REQUIREMENTS> All entries should be output exactly as they stand.

╭──

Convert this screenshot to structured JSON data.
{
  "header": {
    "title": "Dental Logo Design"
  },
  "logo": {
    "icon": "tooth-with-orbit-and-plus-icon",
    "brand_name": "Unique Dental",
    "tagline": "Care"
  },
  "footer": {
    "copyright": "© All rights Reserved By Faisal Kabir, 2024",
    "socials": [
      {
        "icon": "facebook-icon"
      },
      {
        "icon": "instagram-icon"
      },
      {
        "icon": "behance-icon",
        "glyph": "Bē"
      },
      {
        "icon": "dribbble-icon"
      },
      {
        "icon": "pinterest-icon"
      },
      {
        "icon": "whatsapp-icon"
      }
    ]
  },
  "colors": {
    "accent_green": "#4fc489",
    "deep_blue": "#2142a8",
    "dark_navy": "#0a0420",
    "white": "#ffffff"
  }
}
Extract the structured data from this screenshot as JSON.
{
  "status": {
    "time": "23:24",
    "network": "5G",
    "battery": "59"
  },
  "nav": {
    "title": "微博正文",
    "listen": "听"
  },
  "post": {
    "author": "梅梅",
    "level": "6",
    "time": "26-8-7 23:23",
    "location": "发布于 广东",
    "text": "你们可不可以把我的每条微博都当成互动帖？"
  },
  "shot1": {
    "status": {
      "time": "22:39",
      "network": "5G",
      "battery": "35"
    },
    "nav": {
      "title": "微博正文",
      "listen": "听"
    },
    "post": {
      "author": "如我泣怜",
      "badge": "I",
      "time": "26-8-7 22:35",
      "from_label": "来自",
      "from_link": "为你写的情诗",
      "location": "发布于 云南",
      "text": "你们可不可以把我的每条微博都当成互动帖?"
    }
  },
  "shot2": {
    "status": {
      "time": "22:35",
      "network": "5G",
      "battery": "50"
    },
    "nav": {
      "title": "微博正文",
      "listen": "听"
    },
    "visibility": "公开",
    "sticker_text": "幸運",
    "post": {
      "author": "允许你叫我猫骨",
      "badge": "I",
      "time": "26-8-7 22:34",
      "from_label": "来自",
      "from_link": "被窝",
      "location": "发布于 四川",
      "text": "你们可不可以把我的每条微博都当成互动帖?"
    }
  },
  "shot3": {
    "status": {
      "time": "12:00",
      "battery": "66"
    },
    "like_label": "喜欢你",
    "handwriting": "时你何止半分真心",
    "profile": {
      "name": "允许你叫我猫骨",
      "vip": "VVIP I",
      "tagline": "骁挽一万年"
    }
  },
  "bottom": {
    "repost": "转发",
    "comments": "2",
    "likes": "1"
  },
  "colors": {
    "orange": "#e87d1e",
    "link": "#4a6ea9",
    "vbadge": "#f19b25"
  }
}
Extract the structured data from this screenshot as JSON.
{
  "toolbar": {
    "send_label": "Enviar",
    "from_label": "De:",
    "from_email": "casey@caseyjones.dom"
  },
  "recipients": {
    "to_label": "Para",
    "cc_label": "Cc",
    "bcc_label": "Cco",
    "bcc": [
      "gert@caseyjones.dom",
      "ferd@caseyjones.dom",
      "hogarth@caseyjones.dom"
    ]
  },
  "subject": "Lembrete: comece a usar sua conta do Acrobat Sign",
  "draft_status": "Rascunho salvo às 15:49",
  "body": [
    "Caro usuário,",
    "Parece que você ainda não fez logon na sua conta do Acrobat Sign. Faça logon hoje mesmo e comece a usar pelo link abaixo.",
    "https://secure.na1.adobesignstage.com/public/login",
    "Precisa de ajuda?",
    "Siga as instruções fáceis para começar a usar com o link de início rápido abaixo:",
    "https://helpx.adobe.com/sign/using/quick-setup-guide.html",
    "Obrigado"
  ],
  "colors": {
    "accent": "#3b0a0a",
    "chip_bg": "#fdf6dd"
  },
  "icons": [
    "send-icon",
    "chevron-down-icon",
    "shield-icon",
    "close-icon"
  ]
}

╰──

EXPECTED OUTPUT>
Convert this screenshot to structured JSON data.
{
  "header": {
    "title": "Dental Logo Design"
  },
  "logo": {
    "icon": "tooth-with-orbit-and-plus-icon",
    "brand_name": "Unique Dental",
    "tagline": "Care"
  },
  "footer": {
    "copyright": "© All rights Reserved By Faisal Kabir, 2024",
    "socials": [
      {
        "icon": "facebook-icon"
      },
      {
        "icon": "instagram-icon"
      },
      {
        "icon": "behance-icon",
        "glyph": "Bē"
      },
      {
        "icon": "dribbble-icon"
      },
      {
        "icon": "pinterest-icon"
      },
      {
        "icon": "whatsapp-icon"
      }
    ]
  },
  "colors": {
    "accent_green": "#4fc489",
    "deep_blue": "#2142a8",
    "dark_navy": "#0a0420",
    "white": "#ffffff"
  }
}
Extract the structured data from this screenshot as JSON.
{
  "status": {
    "time": "23:24",
    "network": "5G",
    "battery": "59"
  },
  "nav": {
    "title": "微博正文",
    "listen": "听"
  },
  "post": {
    "author": "梅梅",
    "level": "6",
    "time": "26-8-7 23:23",
    "location": "发布于 广东",
    "text": "你们可不可以把我的每条微博都当成互动帖？"
  },
  "shot1": {
    "status": {
      "time": "22:39",
      "network": "5G",
      "battery": "35"
    },
    "nav": {
      "title": "微博正文",
      "listen": "听"
    },
    "post": {
      "author": "如我泣怜",
      "badge": "I",
      "time": "26-8-7 22:35",
      "from_label": "来自",
      "from_link": "为你写的情诗",
      "location": "发布于 云南",
      "text": "你们可不可以把我的每条微博都当成互动帖?"
    }
  },
  "shot2": {
    "status": {
      "time": "22:35",
      "network": "5G",
      "battery": "50"
    },
    "nav": {
      "title": "微博正文",
      "listen": "听"
    },
    "visibility": "公开",
    "sticker_text": "幸運",
    "post": {
      "author": "允许你叫我猫骨",
      "badge": "I",
      "time": "26-8-7 22:34",
      "from_label": "来自",
      "from_link": "被窝",
      "location": "发布于 四川",
      "text": "你们可不可以把我的每条微博都当成互动帖?"
    }
  },
  "shot3": {
    "status": {
      "time": "12:00",
      "battery": "66"
    },
    "like_label": "喜欢你",
    "handwriting": "时你何止半分真心",
    "profile": {
      "name": "允许你叫我猫骨",
      "vip": "VVIP I",
      "tagline": "骁挽一万年"
    }
  },
  "bottom": {
    "repost": "转发",
    "comments": "2",
    "likes": "1"
  },
  "colors": {
    "orange": "#e87d1e",
    "link": "#4a6ea9",
    "vbadge": "#f19b25"
  }
}
Extract the structured data from this screenshot as JSON.
{
  "toolbar": {
    "send_label": "Enviar",
    "from_label": "De:",
    "from_email": "casey@caseyjones.dom"
  },
  "recipients": {
    "to_label": "Para",
    "cc_label": "Cc",
    "bcc_label": "Cco",
    "bcc": [
      "gert@caseyjones.dom",
      "ferd@caseyjones.dom",
      "hogarth@caseyjones.dom"
    ]
  },
  "subject": "Lembrete: comece a usar sua conta do Acrobat Sign",
  "draft_status": "Rascunho salvo às 15:49",
  "body": [
    "Caro usuário,",
    "Parece que você ainda não fez logon na sua conta do Acrobat Sign. Faça logon hoje mesmo e comece a usar pelo link abaixo.",
    "https://secure.na1.adobesignstage.com/public/login",
    "Precisa de ajuda?",
    "Siga as instruções fáceis para começar a usar com o link de início rápido abaixo:",
    "https://helpx.adobe.com/sign/using/quick-setup-guide.html",
    "Obrigado"
  ],
  "colors": {
    "accent": "#3b0a0a",
    "chip_bg": "#fdf6dd"
  },
  "icons": [
    "send-icon",
    "chevron-down-icon",
    "shield-icon",
    "close-icon"
  ]
}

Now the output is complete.